WHAT THIS TASK INVOLVES
Report the count of lines where the string "title" appears, and nothing else.

[Dataset rows]

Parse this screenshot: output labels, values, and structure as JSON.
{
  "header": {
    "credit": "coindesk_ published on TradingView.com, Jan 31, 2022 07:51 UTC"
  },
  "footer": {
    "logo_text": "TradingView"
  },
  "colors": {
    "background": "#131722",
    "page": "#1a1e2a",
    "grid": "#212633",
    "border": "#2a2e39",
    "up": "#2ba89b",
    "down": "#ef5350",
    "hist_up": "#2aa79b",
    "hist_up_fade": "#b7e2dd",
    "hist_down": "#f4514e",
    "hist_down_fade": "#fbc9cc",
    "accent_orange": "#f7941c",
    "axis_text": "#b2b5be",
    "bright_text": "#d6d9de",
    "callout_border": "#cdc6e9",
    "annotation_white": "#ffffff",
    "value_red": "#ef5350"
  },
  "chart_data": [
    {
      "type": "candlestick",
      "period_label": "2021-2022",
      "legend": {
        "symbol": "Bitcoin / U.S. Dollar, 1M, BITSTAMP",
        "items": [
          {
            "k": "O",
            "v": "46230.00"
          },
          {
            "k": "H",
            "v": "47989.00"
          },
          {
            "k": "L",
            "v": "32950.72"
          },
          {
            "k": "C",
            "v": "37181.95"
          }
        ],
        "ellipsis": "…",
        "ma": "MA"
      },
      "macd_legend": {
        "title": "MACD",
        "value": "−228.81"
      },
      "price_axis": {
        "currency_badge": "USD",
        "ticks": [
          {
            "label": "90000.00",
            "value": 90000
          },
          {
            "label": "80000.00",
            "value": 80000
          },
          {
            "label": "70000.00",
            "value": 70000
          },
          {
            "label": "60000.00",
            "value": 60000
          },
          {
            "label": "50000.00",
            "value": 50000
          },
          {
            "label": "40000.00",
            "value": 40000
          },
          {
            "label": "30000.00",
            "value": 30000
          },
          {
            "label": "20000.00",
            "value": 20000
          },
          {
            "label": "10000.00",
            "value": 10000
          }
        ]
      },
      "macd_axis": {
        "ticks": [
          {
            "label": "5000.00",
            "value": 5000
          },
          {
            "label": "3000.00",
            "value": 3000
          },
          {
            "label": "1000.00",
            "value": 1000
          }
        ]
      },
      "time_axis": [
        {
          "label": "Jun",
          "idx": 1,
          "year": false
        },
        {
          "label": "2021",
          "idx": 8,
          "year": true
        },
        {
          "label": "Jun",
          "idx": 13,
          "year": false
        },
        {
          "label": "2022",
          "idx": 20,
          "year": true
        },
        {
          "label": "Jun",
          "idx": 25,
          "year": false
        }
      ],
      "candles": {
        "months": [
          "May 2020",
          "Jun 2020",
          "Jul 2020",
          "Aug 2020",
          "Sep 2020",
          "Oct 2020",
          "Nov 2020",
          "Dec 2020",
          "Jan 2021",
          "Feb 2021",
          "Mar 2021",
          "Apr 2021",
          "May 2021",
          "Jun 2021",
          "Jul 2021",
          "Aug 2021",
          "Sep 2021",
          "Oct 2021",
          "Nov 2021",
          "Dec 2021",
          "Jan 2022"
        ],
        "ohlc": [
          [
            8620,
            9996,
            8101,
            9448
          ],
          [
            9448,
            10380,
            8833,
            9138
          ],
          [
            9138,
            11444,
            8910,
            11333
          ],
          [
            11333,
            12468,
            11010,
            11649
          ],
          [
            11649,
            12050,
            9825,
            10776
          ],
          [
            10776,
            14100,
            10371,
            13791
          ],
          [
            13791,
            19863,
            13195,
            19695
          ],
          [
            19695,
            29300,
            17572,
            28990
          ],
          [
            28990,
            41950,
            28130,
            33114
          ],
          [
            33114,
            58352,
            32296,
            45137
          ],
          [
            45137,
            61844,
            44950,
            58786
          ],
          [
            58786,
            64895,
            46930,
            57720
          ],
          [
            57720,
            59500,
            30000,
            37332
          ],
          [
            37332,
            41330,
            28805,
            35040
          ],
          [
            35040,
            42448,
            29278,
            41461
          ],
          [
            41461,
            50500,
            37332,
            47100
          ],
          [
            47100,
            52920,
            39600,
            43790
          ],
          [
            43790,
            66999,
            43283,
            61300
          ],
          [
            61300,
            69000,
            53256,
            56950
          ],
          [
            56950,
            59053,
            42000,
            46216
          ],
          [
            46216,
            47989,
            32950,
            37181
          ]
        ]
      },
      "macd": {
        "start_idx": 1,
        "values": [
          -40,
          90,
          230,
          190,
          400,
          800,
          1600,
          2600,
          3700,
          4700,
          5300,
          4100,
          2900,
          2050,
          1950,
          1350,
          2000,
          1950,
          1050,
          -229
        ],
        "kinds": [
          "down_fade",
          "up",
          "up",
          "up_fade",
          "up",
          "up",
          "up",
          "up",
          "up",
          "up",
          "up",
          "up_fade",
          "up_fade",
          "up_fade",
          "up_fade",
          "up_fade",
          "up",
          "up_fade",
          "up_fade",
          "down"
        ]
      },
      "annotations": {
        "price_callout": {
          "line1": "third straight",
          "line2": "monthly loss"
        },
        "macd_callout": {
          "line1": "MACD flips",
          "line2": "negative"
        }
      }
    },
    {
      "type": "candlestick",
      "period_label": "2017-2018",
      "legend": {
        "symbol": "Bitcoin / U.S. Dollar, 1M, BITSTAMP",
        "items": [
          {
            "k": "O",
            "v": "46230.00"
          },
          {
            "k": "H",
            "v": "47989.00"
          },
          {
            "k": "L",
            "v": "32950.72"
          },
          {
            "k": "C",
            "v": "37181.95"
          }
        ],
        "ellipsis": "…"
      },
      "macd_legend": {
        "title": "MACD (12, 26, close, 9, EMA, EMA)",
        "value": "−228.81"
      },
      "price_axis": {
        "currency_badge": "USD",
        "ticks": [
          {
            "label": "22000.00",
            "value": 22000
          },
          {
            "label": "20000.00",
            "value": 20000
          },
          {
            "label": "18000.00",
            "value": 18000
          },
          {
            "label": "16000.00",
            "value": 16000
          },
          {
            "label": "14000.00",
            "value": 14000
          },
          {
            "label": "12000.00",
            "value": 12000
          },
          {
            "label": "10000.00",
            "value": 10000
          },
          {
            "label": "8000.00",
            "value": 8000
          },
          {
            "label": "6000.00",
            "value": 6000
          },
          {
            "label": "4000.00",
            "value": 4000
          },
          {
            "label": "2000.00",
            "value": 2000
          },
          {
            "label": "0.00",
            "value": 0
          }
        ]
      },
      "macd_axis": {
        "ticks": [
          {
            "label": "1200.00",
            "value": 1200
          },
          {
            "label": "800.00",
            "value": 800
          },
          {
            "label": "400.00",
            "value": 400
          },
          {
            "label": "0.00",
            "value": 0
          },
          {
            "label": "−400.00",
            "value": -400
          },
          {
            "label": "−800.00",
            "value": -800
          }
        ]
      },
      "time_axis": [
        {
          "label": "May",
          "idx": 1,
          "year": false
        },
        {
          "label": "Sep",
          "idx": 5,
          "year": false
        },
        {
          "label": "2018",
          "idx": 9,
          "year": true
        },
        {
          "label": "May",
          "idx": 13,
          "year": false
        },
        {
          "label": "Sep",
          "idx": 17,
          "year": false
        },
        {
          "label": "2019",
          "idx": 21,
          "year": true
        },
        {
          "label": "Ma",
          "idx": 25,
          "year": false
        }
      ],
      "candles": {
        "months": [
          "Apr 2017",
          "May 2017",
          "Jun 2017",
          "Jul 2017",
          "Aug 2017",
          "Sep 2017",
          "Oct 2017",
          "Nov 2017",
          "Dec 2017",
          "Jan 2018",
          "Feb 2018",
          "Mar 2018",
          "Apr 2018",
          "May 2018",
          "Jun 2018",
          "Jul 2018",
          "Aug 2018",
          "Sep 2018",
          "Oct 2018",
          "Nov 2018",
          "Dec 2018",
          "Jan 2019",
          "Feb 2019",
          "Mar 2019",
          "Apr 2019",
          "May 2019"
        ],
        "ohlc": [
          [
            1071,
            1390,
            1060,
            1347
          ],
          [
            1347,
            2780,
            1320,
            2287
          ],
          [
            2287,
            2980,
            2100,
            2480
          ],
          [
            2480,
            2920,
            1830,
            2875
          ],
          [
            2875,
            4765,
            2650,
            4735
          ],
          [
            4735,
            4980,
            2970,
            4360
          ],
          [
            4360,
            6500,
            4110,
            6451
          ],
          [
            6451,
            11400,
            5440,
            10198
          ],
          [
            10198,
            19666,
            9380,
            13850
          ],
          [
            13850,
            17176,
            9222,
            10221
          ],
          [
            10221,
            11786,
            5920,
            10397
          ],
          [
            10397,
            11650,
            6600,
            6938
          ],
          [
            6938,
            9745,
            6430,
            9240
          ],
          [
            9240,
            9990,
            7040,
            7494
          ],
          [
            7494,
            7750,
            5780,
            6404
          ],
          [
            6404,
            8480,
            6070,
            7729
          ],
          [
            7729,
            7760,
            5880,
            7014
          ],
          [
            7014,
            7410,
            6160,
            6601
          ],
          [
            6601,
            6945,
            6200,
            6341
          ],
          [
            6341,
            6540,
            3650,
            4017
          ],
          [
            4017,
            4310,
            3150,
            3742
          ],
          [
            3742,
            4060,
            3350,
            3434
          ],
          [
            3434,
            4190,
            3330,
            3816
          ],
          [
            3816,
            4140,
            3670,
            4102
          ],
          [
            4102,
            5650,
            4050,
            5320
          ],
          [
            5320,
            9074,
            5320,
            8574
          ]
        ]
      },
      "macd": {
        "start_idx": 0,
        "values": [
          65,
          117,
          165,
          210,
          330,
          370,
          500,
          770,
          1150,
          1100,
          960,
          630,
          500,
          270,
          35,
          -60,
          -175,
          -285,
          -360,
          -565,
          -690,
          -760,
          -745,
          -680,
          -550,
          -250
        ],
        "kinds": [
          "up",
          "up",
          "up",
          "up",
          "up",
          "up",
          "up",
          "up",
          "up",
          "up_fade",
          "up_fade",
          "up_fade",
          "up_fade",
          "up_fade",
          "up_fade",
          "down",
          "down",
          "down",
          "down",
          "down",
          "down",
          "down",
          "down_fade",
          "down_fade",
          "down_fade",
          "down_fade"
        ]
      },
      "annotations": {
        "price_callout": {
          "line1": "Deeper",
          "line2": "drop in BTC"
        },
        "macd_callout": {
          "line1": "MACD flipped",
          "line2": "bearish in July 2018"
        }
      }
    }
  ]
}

THE OUTPUT
2